* _Source records_:

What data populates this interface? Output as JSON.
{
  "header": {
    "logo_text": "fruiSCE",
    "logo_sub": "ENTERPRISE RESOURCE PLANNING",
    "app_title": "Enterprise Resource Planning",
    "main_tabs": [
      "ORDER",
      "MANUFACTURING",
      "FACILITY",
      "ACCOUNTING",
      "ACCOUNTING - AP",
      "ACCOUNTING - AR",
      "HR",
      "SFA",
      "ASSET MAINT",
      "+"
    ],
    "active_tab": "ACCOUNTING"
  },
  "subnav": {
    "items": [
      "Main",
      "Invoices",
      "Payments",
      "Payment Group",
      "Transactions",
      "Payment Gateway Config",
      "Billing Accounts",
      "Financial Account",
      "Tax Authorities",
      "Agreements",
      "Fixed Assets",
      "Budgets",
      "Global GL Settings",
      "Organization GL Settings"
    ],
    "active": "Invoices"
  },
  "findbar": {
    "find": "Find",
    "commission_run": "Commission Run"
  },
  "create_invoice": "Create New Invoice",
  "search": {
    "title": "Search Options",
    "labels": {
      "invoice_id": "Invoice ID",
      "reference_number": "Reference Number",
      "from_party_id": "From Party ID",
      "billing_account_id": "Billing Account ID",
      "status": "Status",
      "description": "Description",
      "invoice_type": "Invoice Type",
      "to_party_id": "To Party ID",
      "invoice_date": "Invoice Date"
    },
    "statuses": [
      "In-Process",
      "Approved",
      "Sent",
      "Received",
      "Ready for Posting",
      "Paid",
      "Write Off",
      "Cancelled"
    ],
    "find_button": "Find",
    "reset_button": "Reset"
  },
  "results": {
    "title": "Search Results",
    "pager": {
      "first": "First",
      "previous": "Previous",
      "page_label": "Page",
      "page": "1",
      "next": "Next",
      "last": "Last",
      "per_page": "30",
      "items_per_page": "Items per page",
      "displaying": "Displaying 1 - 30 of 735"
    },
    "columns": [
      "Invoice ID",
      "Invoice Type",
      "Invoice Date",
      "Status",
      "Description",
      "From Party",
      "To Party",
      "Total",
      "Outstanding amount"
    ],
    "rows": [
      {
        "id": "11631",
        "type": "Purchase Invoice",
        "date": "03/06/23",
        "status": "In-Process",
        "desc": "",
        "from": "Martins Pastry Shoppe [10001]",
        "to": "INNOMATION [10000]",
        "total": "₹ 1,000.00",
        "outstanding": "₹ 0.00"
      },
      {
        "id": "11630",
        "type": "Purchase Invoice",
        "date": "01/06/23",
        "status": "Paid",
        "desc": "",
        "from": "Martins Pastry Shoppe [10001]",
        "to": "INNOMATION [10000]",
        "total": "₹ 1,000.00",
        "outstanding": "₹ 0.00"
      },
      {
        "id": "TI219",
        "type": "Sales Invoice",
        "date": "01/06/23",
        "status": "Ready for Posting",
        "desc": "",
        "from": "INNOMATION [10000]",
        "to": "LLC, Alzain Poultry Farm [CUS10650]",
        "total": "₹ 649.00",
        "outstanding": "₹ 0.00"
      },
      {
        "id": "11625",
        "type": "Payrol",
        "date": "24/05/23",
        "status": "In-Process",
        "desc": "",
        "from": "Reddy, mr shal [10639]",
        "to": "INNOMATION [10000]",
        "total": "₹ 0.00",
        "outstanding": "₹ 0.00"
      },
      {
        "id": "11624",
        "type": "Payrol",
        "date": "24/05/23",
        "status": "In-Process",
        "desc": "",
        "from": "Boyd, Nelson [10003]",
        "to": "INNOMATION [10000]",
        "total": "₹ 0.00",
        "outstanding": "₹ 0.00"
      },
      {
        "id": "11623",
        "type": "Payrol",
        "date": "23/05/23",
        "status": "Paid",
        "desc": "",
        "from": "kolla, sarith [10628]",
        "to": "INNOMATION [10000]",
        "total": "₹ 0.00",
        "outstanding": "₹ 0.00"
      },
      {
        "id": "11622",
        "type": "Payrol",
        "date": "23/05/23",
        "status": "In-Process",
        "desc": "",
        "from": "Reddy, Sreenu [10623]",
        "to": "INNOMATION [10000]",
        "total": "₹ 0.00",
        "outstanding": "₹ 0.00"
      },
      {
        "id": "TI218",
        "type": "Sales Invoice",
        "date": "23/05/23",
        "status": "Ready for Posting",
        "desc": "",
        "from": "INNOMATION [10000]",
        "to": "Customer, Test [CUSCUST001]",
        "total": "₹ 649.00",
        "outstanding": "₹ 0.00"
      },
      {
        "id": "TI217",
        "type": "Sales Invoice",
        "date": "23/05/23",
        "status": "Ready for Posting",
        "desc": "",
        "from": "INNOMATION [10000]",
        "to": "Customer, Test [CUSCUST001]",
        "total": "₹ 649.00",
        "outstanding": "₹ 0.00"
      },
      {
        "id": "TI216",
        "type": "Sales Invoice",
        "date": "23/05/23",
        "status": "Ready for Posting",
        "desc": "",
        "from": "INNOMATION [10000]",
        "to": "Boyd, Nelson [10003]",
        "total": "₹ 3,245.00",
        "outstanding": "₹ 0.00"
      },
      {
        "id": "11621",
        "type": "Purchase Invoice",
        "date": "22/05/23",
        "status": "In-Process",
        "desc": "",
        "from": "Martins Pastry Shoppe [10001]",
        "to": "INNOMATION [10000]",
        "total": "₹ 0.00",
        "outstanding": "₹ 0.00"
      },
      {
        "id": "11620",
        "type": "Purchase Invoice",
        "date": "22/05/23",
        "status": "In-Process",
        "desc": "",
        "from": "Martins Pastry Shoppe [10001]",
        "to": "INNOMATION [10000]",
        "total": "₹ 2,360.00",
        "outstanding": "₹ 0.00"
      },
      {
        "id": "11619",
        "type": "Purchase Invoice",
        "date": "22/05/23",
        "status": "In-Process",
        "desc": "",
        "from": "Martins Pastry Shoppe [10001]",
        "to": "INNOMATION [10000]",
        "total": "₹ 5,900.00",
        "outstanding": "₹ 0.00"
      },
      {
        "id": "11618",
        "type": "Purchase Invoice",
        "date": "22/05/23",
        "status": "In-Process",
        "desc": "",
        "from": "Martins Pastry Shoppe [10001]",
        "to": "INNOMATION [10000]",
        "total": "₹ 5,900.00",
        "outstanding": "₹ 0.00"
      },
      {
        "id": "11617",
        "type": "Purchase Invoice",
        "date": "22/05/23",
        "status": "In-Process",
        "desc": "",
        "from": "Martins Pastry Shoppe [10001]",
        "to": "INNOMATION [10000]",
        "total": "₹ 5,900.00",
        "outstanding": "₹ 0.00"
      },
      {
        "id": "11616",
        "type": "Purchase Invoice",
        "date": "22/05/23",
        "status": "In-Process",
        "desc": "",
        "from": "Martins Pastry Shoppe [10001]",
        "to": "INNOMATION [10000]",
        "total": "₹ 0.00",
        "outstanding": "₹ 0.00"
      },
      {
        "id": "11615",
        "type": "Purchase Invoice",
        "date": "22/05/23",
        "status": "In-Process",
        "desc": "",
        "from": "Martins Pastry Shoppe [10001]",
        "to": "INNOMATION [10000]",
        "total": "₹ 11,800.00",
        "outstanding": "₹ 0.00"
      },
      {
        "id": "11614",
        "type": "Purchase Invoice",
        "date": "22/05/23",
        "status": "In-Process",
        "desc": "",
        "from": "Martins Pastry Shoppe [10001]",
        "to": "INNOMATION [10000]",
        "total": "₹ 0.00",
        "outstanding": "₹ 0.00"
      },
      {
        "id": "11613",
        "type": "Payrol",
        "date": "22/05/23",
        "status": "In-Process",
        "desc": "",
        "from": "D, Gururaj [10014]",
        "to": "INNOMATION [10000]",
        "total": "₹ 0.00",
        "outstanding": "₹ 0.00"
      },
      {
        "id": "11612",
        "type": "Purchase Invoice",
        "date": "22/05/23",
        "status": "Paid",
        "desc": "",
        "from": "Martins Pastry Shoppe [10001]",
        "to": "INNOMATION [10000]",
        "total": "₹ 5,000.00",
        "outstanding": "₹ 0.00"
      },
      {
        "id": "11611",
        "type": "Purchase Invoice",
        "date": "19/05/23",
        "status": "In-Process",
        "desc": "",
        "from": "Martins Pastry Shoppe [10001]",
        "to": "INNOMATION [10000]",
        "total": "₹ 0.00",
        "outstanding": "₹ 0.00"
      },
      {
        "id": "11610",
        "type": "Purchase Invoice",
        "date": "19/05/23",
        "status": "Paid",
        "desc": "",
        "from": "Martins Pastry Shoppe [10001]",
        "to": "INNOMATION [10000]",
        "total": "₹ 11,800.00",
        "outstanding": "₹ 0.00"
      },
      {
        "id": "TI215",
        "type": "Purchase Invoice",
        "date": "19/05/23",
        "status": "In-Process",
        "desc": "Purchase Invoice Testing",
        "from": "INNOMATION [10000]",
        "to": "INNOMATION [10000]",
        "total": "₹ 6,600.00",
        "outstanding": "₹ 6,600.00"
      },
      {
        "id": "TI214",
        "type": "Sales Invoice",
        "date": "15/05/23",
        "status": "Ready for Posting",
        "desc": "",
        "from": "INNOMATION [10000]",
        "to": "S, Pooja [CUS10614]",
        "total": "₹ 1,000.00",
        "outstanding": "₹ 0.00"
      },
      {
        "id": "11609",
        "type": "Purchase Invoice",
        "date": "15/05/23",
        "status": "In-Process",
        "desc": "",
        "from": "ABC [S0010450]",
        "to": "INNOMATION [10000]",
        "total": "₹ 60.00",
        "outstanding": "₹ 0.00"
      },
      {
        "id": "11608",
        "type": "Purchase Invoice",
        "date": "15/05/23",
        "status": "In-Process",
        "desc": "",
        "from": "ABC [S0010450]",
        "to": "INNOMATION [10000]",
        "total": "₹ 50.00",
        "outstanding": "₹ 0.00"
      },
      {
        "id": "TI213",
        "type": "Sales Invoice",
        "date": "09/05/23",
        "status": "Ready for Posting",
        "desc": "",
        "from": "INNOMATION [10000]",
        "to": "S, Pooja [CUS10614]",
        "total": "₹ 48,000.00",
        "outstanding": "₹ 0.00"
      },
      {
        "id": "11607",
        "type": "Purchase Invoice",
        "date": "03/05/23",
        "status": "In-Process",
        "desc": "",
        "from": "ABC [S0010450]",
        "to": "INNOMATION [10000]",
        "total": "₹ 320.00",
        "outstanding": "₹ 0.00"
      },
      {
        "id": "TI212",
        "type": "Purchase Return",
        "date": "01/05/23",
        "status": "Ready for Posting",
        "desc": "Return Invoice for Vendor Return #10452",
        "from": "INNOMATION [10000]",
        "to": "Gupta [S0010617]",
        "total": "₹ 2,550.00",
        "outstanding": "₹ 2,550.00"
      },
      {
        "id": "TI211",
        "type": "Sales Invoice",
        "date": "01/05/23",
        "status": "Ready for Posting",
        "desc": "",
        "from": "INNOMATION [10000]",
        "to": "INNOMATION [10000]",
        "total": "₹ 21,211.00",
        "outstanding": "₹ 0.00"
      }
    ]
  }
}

* _Problem description_: Count the lines in the records above that contain the word "Party", and give only the number.

* _The result_: 4